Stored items
----------------

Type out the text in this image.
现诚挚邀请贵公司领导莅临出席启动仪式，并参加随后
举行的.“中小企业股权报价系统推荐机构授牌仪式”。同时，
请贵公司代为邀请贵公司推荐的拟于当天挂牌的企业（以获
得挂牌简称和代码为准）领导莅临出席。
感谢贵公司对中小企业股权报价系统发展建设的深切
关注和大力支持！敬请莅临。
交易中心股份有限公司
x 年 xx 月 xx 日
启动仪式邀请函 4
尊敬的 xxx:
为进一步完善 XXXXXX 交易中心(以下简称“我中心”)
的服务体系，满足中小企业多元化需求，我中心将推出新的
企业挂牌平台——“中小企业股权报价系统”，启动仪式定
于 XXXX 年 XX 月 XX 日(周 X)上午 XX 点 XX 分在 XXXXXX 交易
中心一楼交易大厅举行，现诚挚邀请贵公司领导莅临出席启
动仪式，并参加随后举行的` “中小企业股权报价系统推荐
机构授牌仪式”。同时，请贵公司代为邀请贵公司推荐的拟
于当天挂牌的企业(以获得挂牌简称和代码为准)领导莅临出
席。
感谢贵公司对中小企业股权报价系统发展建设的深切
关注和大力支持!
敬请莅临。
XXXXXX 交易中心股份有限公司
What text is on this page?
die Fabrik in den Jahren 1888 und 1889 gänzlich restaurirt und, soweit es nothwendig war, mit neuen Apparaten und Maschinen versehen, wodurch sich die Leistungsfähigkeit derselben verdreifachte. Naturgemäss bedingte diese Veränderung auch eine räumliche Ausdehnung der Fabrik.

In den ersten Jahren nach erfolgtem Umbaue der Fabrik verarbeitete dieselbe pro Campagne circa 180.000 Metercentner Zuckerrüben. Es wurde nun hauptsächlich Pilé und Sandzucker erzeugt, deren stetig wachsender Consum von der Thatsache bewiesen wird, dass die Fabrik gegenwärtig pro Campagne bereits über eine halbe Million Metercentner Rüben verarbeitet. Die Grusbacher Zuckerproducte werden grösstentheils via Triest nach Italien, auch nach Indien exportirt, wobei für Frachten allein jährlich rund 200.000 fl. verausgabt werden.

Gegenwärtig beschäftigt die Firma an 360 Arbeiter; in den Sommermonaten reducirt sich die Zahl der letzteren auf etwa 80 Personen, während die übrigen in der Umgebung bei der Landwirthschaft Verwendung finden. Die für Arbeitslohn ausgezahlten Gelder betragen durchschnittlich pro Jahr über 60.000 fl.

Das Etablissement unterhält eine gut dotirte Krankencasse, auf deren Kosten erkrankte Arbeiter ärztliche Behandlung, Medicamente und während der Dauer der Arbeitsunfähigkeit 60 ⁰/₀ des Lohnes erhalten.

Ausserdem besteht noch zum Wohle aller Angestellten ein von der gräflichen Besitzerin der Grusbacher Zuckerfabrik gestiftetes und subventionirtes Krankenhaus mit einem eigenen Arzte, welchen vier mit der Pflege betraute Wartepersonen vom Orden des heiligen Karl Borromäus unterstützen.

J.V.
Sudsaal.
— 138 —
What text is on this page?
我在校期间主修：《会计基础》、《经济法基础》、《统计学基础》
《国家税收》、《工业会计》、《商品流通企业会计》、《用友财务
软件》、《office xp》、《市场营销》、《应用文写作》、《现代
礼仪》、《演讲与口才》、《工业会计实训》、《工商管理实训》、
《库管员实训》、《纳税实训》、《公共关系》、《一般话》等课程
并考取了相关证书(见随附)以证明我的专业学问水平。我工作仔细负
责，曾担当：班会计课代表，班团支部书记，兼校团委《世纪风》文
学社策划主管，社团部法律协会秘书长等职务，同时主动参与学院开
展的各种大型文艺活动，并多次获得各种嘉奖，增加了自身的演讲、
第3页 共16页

----------------

The task
Find how many lines in the listing contain the word "XXXXXX" and give that count alone.

Correct response
3